§ Objective
Count, in the entries below, the lines in which "Social" occurs. Give the number, nothing more.

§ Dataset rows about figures
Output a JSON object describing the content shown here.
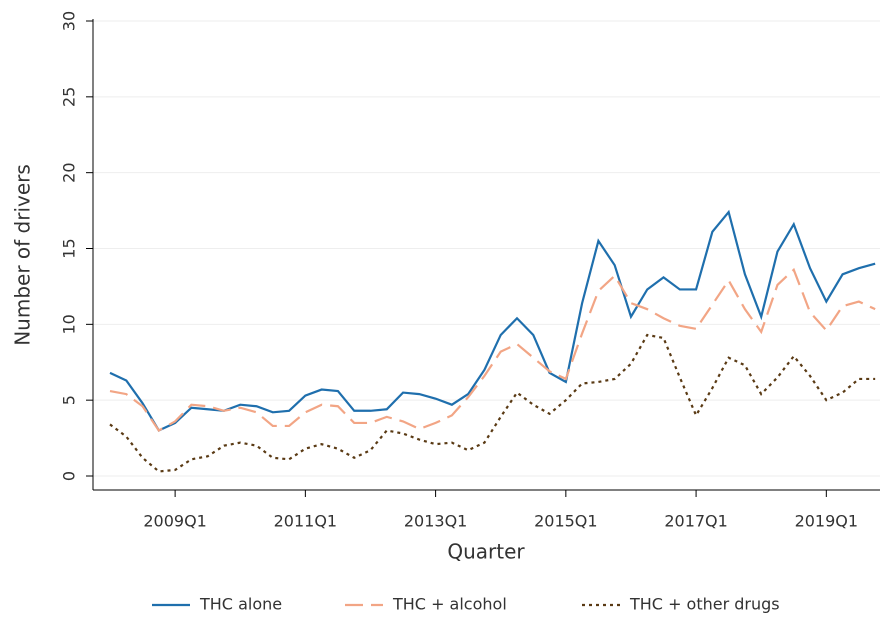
{
  "chart_data": {
    "type": "line",
    "x_label": "Quarter",
    "y_label": "Number of drivers",
    "categories": [
      null,
      null,
      null,
      null,
      "2009Q1",
      null,
      null,
      null,
      null,
      null,
      null,
      null,
      "2011Q1",
      null,
      null,
      null,
      null,
      null,
      null,
      null,
      "2013Q1",
      null,
      null,
      null,
      null,
      null,
      null,
      null,
      "2015Q1",
      null,
      null,
      null,
      null,
      null,
      null,
      null,
      "2017Q1",
      null,
      null,
      null,
      null,
      null,
      null,
      null,
      "2019Q1",
      null,
      null,
      null
    ],
    "series": [
      {
        "name": "THC alone",
        "color": "#1f6fad",
        "dash": "solid",
        "values": [
          6.8,
          6.3,
          4.8,
          3.0,
          3.5,
          4.5,
          4.4,
          4.3,
          4.7,
          4.6,
          4.2,
          4.3,
          5.3,
          5.7,
          5.6,
          4.3,
          4.3,
          4.4,
          5.5,
          5.4,
          5.1,
          4.7,
          5.4,
          7.0,
          9.3,
          10.4,
          9.3,
          6.8,
          6.2,
          11.4,
          15.5,
          13.9,
          10.5,
          12.3,
          13.1,
          12.3,
          12.3,
          16.1,
          17.4,
          13.3,
          10.5,
          14.8,
          16.6,
          13.7,
          11.5,
          13.3,
          13.7,
          14.0
        ]
      },
      {
        "name": "THC + alcohol",
        "color": "#f2a585",
        "dash": "dashed",
        "values": [
          5.6,
          5.4,
          4.6,
          3.0,
          3.6,
          4.7,
          4.6,
          4.3,
          4.5,
          4.2,
          3.3,
          3.3,
          4.2,
          4.7,
          4.6,
          3.5,
          3.5,
          3.9,
          3.6,
          3.1,
          3.5,
          4.0,
          5.2,
          6.6,
          8.2,
          8.7,
          7.8,
          6.9,
          6.4,
          9.4,
          12.2,
          13.2,
          11.4,
          11.0,
          10.4,
          9.9,
          9.7,
          11.3,
          12.9,
          11.0,
          9.5,
          12.6,
          13.6,
          10.8,
          9.6,
          11.2,
          11.5,
          11.0
        ]
      },
      {
        "name": "THC + other drugs",
        "color": "#5a3a14",
        "dash": "dotted",
        "values": [
          3.4,
          2.6,
          1.2,
          0.3,
          0.4,
          1.1,
          1.3,
          2.0,
          2.2,
          2.0,
          1.2,
          1.1,
          1.8,
          2.1,
          1.8,
          1.2,
          1.7,
          3.0,
          2.8,
          2.4,
          2.1,
          2.2,
          1.7,
          2.2,
          3.9,
          5.5,
          4.7,
          4.1,
          5.0,
          6.1,
          6.2,
          6.4,
          7.4,
          9.3,
          9.1,
          6.5,
          4.0,
          5.8,
          7.8,
          7.3,
          5.4,
          6.5,
          7.9,
          6.6,
          5.0,
          5.5,
          6.4,
          6.4
        ]
      }
    ],
    "ylim": [
      0,
      30
    ],
    "yticks": [
      0,
      5,
      10,
      15,
      20,
      25,
      30
    ],
    "grid": true,
    "legend": "bottom"
  }
}
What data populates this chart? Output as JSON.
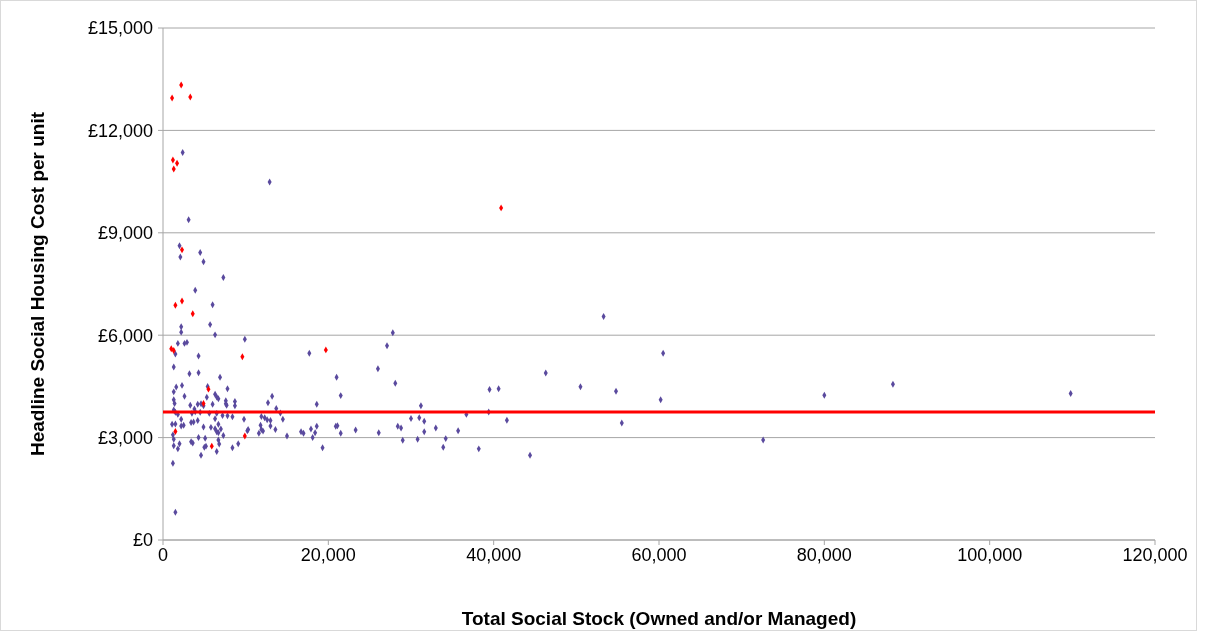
{
  "chart_data": {
    "type": "scatter",
    "xlabel": "Total Social Stock (Owned and/or Managed)",
    "ylabel": "Headline Social Housing Cost per unit",
    "xlim": [
      0,
      120000
    ],
    "ylim": [
      0,
      15000
    ],
    "xticks": [
      {
        "value": 0,
        "label": "0"
      },
      {
        "value": 20000,
        "label": "20,000"
      },
      {
        "value": 40000,
        "label": "40,000"
      },
      {
        "value": 60000,
        "label": "60,000"
      },
      {
        "value": 80000,
        "label": "80,000"
      },
      {
        "value": 100000,
        "label": "100,000"
      },
      {
        "value": 120000,
        "label": "120,000"
      }
    ],
    "yticks": [
      {
        "value": 0,
        "label": "£0"
      },
      {
        "value": 3000,
        "label": "£3,000"
      },
      {
        "value": 6000,
        "label": "£6,000"
      },
      {
        "value": 9000,
        "label": "£9,000"
      },
      {
        "value": 12000,
        "label": "£12,000"
      },
      {
        "value": 15000,
        "label": "£15,000"
      }
    ],
    "grid": "y",
    "marker": "diamond",
    "ref_lines": [
      {
        "axis": "y",
        "value": 3750,
        "color": "#ff0000"
      }
    ],
    "series": [
      {
        "color": "#5a4a9e",
        "x": [
          2380,
          12900,
          3100,
          2000,
          2100,
          4500,
          4900,
          7300,
          3900,
          6000,
          2200,
          2200,
          5700,
          6300,
          1800,
          2600,
          2900,
          9900,
          1500,
          4300,
          1300,
          3200,
          4300,
          6900,
          2300,
          1600,
          1300,
          5400,
          7800,
          2600,
          1300,
          1400,
          6300,
          6500,
          6700,
          5300,
          7600,
          7600,
          8700,
          8700,
          4200,
          4600,
          3300,
          4900,
          6000,
          3800,
          3900,
          1300,
          1500,
          7700,
          7800,
          12700,
          13200,
          13700,
          1800,
          3500,
          4500,
          5600,
          6500,
          7200,
          8400,
          11900,
          2200,
          6300,
          9800,
          12300,
          12600,
          3400,
          3700,
          4200,
          13000,
          1100,
          1500,
          11800,
          4900,
          5800,
          2200,
          2500,
          6700,
          13000,
          13600,
          6300,
          6500,
          7000,
          6700,
          11900,
          12100,
          7300,
          1200,
          1300,
          11600,
          10200,
          10300,
          2000,
          1300,
          1800,
          3400,
          3600,
          4300,
          5100,
          5000,
          5200,
          6700,
          6800,
          6500,
          8400,
          9100,
          4600,
          1200,
          1500,
          17700,
          21000,
          21500,
          18600,
          14500,
          14200,
          15000,
          16700,
          17000,
          17900,
          18600,
          18400,
          18100,
          19300,
          20900,
          21100,
          21500,
          23300,
          26000,
          26100,
          27100,
          27800,
          28100,
          28400,
          28800,
          29000,
          30000,
          31000,
          31200,
          31600,
          31600,
          30800,
          33000,
          34200,
          33900,
          35700,
          36700,
          38200,
          39400,
          39500,
          40600,
          41600,
          44400,
          46300,
          53300,
          50500,
          54800,
          55500,
          60500,
          60200,
          72600,
          80000,
          88300,
          109800
        ],
        "values": [
          11350,
          10490,
          9380,
          8620,
          8290,
          8420,
          8150,
          7690,
          7320,
          6890,
          6250,
          6090,
          6310,
          6010,
          5760,
          5760,
          5790,
          5880,
          5450,
          5390,
          5070,
          4870,
          4900,
          4770,
          4530,
          4480,
          4340,
          4500,
          4430,
          4210,
          4110,
          4000,
          4270,
          4190,
          4140,
          4180,
          4080,
          3990,
          4060,
          3930,
          3980,
          3990,
          3950,
          3930,
          3980,
          3840,
          3760,
          3810,
          3740,
          3950,
          3640,
          4020,
          4210,
          3850,
          3680,
          3710,
          3740,
          3710,
          3710,
          3650,
          3610,
          3620,
          3540,
          3550,
          3540,
          3580,
          3520,
          3440,
          3460,
          3500,
          3500,
          3390,
          3400,
          3360,
          3310,
          3300,
          3340,
          3360,
          3390,
          3340,
          3240,
          3260,
          3170,
          3250,
          3140,
          3240,
          3190,
          3060,
          3080,
          2950,
          3130,
          3200,
          3240,
          2820,
          2760,
          2670,
          2880,
          2840,
          3000,
          2980,
          2720,
          2750,
          2930,
          2810,
          2590,
          2700,
          2820,
          2480,
          2250,
          810,
          5470,
          4770,
          4230,
          3980,
          3540,
          3720,
          3050,
          3170,
          3130,
          3250,
          3330,
          3140,
          3000,
          2700,
          3330,
          3350,
          3130,
          3220,
          5020,
          3140,
          5690,
          6070,
          4590,
          3330,
          3280,
          2920,
          3560,
          3580,
          3930,
          3480,
          3170,
          2950,
          3280,
          2970,
          2720,
          3200,
          3680,
          2670,
          3750,
          4410,
          4430,
          3510,
          2480,
          4890,
          6550,
          4490,
          4360,
          3430,
          5470,
          4110,
          2930,
          4240,
          4560,
          4290
        ]
      },
      {
        "color": "#ff0000",
        "x": [
          1100,
          2200,
          3300,
          1200,
          1700,
          1300,
          40900,
          2300,
          1500,
          2300,
          3600,
          1000,
          1300,
          9600,
          19700,
          5500,
          4900,
          1500,
          9900,
          5900
        ],
        "values": [
          12950,
          13330,
          12980,
          11130,
          11040,
          10870,
          9730,
          8500,
          6880,
          7000,
          6630,
          5600,
          5550,
          5370,
          5570,
          4420,
          4000,
          3180,
          3050,
          2750
        ]
      }
    ]
  }
}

§ Task response
2